## REQUEST
Copy out all of the material, matching it word for word.
-- EXTRACTED ENTRIES start --
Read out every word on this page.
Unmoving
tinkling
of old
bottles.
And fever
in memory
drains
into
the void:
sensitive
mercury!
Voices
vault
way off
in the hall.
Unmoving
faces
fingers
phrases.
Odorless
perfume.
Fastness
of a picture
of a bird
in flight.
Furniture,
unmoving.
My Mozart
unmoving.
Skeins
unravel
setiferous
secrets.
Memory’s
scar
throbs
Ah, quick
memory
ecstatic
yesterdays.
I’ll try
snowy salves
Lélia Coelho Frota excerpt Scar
-- EXTRACTED ENTRIES end --
## ANSWER TO THE EXERCISE
Read out every word on this page.
Unmoving
tinkling
of old
bottles.
And fever
in memory
drains
into
the void:
sensitive
mercury!
Voices
vault
way off
in the hall.
Unmoving
faces
fingers
phrases.
Odorless
perfume.
Fastness
of a picture
of a bird
in flight.
Furniture,
unmoving.
My Mozart
unmoving.
Skeins
unravel
setiferous
secrets.
Memory’s
scar
throbs
Ah, quick
memory
ecstatic
yesterdays.
I’ll try
snowy salves
Lélia Coelho Frota excerpt Scar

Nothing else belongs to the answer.